--- begin SUPPLIED DATA ---

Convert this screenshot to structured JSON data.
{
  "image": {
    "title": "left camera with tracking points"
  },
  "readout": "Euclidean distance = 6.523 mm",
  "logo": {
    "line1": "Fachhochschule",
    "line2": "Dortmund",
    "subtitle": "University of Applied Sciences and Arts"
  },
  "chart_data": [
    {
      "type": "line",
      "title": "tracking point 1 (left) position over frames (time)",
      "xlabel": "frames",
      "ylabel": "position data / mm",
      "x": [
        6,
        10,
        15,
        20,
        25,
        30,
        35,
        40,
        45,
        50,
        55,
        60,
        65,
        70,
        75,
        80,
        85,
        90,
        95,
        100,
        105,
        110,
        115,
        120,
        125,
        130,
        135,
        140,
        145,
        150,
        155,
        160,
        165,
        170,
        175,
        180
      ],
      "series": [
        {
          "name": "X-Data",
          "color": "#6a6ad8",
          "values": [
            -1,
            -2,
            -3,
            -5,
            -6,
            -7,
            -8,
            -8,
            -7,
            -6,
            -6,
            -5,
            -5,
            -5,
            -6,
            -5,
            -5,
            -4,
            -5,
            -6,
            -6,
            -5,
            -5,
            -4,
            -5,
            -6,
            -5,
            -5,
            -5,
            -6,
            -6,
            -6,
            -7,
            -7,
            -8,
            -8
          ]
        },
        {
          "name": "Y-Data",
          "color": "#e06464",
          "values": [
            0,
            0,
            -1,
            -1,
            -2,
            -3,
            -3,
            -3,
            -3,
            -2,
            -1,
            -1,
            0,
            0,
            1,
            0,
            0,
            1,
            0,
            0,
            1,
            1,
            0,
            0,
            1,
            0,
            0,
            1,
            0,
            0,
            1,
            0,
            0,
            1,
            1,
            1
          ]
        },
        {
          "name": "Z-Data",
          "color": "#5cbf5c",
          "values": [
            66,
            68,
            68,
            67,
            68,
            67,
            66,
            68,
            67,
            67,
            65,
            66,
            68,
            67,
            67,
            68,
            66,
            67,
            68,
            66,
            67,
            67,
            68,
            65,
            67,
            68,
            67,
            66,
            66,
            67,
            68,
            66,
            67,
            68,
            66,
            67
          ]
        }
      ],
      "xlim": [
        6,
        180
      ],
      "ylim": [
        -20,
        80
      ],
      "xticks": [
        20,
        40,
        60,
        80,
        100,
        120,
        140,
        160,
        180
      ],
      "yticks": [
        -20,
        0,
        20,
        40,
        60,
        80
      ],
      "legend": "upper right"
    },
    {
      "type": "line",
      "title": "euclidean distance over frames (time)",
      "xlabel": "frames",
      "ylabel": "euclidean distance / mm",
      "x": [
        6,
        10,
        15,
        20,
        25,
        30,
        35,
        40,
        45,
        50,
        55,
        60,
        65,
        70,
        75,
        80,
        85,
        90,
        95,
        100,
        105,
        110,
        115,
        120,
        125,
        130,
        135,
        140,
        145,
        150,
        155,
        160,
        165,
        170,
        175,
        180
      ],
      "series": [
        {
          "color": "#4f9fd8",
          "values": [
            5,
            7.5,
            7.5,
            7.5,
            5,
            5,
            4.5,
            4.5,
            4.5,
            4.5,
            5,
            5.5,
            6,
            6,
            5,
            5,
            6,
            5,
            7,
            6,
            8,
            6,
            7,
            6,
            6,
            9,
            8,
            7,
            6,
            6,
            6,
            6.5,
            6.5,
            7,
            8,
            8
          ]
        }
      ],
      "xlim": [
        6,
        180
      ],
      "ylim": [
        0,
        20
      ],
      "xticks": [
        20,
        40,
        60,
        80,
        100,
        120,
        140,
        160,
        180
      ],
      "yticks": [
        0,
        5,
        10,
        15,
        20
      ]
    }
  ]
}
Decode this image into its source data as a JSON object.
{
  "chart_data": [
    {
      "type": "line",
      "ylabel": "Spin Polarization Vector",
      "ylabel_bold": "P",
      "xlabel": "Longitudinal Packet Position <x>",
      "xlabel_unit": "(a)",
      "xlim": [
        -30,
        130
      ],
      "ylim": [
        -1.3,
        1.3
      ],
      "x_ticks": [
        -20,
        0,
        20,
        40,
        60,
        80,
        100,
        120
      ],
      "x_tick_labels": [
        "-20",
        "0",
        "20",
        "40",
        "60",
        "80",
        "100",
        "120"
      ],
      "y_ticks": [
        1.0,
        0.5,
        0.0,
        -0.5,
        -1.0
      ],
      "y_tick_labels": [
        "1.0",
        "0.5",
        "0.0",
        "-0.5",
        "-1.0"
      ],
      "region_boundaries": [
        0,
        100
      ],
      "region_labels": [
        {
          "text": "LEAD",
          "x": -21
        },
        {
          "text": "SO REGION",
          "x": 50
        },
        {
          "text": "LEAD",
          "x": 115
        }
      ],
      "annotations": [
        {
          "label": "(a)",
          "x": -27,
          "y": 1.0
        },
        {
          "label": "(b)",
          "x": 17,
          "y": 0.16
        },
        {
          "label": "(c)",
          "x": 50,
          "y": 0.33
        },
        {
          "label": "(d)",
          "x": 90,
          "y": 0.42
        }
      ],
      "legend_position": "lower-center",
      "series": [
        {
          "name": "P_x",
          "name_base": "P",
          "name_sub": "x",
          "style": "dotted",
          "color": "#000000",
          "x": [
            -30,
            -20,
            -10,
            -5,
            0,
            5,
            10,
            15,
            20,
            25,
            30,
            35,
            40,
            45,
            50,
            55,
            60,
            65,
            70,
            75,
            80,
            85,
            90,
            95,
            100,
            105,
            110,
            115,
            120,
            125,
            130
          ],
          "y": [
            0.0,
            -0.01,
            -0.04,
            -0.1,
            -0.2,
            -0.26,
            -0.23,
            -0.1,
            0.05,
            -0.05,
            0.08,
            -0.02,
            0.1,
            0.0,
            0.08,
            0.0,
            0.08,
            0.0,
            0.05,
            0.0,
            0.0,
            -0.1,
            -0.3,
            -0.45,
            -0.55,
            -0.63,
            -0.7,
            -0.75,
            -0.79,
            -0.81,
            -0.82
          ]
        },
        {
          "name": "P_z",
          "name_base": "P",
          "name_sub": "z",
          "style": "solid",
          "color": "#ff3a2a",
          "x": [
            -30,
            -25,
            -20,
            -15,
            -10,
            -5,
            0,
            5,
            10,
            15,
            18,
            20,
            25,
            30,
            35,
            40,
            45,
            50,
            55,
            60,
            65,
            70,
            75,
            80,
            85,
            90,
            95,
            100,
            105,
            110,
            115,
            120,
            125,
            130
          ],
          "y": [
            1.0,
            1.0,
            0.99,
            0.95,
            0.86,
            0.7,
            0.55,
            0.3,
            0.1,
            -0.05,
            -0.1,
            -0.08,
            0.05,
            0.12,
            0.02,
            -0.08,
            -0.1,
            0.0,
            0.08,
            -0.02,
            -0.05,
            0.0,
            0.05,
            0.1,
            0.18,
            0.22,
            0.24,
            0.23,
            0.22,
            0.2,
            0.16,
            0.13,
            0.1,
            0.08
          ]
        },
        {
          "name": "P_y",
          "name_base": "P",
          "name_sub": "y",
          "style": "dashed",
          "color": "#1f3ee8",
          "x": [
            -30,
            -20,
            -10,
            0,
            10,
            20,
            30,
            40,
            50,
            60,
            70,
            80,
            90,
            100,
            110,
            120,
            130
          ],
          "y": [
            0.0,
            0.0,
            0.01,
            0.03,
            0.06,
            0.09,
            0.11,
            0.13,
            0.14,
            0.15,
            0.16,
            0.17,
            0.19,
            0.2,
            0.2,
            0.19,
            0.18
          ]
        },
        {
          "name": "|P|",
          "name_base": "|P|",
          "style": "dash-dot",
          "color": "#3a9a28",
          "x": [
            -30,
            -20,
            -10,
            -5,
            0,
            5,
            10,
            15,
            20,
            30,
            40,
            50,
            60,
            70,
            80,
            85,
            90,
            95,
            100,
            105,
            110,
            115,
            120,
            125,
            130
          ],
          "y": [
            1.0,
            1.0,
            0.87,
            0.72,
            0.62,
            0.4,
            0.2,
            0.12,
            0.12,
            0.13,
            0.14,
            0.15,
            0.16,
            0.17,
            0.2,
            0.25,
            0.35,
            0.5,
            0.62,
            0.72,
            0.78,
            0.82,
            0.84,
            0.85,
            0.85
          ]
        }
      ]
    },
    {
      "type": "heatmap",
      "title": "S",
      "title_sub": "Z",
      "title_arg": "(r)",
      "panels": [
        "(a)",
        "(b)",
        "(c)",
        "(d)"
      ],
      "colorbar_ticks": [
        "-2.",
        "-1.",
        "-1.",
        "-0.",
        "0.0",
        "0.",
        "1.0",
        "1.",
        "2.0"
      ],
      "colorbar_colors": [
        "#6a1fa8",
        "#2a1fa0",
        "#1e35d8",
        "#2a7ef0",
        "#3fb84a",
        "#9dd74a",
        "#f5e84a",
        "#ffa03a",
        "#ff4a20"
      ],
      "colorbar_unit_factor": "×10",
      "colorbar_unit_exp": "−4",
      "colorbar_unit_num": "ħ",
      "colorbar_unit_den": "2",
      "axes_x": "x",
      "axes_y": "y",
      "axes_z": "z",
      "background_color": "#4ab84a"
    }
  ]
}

--- end SUPPLIED DATA ---
--- begin SUPPLIED DATA ---

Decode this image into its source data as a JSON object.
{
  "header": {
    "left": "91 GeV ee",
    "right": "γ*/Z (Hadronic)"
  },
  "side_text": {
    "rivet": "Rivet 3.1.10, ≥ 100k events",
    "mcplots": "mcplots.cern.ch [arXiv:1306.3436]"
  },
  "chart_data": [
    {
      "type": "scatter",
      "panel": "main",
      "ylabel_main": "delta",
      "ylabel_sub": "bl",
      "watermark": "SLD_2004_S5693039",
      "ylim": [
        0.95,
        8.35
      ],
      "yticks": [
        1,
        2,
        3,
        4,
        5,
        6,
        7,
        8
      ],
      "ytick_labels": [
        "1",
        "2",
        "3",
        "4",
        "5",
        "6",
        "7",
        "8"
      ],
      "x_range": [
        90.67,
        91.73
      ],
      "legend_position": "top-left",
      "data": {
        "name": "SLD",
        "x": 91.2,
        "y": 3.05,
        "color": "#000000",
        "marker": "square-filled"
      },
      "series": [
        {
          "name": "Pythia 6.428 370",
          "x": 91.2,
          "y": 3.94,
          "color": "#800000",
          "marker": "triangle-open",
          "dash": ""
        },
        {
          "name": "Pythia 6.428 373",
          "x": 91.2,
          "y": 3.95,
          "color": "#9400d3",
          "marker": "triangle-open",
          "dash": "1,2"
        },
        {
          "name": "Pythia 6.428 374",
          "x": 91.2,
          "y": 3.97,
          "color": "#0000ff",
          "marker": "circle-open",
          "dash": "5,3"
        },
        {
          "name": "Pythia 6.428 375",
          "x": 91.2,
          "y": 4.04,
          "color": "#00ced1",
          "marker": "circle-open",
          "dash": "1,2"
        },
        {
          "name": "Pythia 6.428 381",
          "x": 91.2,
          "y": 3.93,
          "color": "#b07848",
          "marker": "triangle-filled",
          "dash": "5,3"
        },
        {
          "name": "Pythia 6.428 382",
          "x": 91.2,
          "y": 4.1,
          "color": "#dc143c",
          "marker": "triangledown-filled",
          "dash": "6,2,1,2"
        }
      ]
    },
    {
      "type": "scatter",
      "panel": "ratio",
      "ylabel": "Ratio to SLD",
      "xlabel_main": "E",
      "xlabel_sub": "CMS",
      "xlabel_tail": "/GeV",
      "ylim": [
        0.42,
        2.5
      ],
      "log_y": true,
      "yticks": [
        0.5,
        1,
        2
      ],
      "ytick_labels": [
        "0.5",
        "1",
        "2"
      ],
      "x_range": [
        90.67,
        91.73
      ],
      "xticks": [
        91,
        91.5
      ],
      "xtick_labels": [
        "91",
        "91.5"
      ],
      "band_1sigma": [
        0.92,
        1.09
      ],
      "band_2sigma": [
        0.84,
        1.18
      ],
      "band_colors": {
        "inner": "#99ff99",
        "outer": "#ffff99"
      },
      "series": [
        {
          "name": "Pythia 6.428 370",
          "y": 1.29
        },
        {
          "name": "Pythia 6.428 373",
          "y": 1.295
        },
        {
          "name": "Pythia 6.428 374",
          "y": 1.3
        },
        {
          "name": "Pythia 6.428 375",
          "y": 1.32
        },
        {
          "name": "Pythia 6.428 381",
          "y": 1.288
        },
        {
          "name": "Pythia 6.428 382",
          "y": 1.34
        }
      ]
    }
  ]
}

--- end SUPPLIED DATA ---

### THE TASK
Using the listing above, show every line that includes the string "over".

### FULL OUTPUT
      "title": "tracking point 1 (left) position over frames (time)",
      "title": "euclidean distance over frames (time)",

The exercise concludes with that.